### Your task
From the data that follows, copy every line holding the string "SRMTID".

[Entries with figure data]

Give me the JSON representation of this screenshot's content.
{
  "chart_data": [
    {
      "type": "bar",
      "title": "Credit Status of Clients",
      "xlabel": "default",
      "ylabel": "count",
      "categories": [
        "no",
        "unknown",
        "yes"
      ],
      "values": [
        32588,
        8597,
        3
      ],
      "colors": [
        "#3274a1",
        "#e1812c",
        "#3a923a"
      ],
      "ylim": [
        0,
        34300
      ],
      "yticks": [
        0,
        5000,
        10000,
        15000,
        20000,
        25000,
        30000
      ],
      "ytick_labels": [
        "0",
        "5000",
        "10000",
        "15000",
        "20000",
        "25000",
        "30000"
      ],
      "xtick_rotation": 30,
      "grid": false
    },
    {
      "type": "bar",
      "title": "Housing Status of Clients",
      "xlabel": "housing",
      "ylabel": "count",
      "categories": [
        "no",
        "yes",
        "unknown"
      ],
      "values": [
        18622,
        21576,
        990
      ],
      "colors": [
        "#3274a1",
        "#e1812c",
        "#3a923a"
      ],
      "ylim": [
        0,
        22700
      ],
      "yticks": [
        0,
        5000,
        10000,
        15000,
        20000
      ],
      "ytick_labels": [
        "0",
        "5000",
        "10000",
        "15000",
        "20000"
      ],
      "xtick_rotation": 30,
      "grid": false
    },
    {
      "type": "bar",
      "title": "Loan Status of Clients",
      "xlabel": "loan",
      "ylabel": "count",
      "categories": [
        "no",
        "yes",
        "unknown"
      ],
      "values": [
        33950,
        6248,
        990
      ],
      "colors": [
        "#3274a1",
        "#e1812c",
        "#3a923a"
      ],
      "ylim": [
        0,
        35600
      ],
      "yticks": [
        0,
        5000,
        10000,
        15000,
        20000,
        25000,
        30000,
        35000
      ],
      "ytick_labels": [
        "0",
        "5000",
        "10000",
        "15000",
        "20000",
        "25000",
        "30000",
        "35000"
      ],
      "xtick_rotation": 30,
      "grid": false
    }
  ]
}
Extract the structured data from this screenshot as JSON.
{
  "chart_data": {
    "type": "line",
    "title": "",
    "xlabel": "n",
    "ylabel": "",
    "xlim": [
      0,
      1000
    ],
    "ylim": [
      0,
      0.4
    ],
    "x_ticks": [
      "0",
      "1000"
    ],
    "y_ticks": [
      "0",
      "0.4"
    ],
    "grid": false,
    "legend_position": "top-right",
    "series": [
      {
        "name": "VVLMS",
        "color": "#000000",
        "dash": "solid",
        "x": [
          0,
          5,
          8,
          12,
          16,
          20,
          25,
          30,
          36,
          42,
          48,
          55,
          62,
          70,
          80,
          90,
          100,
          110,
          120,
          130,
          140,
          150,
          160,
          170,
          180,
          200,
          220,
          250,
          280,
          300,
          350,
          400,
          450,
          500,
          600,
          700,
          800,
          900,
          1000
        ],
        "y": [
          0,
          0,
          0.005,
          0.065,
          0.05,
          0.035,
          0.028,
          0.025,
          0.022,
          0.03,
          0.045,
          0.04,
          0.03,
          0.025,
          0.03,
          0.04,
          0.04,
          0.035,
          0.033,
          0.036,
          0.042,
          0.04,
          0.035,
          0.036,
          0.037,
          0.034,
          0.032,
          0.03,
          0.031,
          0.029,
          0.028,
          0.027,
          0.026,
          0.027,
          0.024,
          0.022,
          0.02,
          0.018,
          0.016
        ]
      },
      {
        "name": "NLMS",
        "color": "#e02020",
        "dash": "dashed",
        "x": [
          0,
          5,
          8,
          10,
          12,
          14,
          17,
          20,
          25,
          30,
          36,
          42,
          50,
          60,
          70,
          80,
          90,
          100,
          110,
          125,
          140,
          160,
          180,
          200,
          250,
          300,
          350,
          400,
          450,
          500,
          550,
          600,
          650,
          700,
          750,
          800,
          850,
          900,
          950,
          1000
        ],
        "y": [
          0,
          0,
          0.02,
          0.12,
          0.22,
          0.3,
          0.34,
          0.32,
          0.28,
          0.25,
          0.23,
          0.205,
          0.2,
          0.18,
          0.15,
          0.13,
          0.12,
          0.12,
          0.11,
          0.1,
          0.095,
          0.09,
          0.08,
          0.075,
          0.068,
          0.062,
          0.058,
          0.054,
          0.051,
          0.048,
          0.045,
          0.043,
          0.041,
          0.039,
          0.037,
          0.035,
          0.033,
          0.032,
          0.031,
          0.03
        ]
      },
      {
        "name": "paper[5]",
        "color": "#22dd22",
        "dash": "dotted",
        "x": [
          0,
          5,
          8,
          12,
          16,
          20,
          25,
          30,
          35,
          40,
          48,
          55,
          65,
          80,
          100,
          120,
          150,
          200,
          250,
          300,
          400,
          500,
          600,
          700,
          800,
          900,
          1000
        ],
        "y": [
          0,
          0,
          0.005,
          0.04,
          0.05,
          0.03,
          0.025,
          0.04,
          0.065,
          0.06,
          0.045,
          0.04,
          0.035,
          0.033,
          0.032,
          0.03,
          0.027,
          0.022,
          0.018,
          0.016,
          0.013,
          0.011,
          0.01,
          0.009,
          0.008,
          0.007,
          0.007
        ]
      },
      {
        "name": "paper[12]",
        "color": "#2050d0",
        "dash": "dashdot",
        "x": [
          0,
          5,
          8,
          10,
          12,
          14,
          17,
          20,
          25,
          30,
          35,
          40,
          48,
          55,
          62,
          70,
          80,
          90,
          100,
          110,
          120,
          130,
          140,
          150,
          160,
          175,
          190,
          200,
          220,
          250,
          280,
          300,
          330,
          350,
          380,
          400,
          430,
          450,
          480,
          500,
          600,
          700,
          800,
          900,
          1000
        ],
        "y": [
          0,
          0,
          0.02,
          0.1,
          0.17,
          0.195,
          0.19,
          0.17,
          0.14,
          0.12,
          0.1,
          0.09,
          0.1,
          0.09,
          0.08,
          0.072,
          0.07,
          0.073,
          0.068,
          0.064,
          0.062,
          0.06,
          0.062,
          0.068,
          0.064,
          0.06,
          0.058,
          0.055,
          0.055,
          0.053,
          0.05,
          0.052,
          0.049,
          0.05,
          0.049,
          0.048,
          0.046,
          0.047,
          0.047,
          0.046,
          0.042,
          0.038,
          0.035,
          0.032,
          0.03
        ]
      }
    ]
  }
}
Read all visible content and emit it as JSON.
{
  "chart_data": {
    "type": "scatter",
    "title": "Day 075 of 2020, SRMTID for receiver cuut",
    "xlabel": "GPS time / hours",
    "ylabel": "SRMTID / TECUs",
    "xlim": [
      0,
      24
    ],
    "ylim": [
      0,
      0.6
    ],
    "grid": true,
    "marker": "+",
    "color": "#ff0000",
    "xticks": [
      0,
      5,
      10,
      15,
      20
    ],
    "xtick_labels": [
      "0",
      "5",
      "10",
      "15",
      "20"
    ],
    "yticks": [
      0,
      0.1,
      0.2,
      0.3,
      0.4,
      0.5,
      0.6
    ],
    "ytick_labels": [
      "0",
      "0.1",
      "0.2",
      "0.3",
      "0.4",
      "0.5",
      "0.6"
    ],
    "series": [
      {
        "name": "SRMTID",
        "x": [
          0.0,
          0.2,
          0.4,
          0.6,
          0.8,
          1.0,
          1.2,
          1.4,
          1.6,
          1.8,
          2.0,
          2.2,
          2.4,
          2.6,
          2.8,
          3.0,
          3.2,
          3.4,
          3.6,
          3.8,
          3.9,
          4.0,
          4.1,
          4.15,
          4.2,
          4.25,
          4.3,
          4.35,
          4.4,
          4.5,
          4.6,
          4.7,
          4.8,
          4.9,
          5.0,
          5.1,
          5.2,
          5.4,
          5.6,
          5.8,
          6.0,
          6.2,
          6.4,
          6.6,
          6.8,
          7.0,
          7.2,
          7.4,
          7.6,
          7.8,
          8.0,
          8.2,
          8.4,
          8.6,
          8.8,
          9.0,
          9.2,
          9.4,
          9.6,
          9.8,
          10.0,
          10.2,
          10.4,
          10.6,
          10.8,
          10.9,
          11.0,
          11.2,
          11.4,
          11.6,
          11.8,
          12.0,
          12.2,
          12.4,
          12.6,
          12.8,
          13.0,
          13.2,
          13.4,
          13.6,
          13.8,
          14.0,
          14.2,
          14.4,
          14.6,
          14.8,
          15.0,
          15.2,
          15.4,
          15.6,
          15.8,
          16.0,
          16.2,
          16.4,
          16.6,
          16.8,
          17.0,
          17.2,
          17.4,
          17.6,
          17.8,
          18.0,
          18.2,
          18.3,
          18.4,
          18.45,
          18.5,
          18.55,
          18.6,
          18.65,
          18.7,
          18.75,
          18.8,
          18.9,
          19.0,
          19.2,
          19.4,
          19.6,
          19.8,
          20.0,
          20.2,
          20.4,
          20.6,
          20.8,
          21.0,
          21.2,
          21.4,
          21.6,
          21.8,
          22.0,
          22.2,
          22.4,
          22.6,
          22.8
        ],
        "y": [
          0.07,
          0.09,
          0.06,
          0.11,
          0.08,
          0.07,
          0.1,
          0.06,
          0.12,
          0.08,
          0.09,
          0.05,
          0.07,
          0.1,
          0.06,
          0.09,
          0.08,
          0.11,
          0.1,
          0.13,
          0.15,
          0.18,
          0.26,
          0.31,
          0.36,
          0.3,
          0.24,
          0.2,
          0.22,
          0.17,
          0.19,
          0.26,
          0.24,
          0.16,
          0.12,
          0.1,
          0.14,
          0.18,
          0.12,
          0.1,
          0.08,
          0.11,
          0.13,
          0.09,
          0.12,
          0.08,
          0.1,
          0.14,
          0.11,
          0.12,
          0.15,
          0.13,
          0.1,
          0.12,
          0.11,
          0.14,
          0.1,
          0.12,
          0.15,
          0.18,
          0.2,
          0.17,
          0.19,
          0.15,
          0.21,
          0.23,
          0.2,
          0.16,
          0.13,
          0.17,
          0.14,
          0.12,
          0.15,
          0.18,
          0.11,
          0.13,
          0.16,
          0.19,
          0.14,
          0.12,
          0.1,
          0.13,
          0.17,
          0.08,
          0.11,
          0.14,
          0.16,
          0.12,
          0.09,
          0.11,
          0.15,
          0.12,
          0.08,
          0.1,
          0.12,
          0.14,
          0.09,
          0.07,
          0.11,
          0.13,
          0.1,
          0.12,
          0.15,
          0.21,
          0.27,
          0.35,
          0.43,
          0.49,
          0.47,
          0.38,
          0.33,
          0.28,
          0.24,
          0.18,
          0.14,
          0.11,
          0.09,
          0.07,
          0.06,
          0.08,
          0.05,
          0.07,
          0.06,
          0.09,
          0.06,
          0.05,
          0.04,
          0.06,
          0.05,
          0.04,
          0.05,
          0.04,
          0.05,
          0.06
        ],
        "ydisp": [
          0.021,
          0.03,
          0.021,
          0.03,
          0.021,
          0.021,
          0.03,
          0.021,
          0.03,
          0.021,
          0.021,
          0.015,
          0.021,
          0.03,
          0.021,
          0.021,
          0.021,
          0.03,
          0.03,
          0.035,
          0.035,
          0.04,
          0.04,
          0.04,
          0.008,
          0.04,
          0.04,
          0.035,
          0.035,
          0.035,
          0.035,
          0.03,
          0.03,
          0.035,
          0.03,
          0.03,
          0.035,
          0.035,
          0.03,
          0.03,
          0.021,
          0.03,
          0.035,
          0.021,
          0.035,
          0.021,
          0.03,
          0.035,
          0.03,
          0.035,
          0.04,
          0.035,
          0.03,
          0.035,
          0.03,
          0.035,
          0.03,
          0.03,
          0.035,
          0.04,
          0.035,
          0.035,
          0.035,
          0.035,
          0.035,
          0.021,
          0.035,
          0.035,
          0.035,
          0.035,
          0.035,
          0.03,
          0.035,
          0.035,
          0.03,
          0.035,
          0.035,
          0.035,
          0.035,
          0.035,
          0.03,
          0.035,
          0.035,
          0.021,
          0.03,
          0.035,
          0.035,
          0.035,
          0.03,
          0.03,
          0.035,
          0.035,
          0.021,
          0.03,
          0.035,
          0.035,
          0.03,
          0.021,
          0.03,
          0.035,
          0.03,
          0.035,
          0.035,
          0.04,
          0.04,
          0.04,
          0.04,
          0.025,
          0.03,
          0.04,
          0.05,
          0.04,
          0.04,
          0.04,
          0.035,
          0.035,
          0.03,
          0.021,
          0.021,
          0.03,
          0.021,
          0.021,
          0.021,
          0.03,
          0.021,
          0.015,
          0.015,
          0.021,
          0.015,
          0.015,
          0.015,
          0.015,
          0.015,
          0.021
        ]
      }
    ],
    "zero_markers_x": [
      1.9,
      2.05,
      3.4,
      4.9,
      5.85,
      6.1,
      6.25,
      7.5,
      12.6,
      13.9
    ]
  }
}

### Exercise response
    "title": "Day 075 of 2020, SRMTID for receiver cuut",
    "ylabel": "SRMTID / TECUs",
        "name": "SRMTID",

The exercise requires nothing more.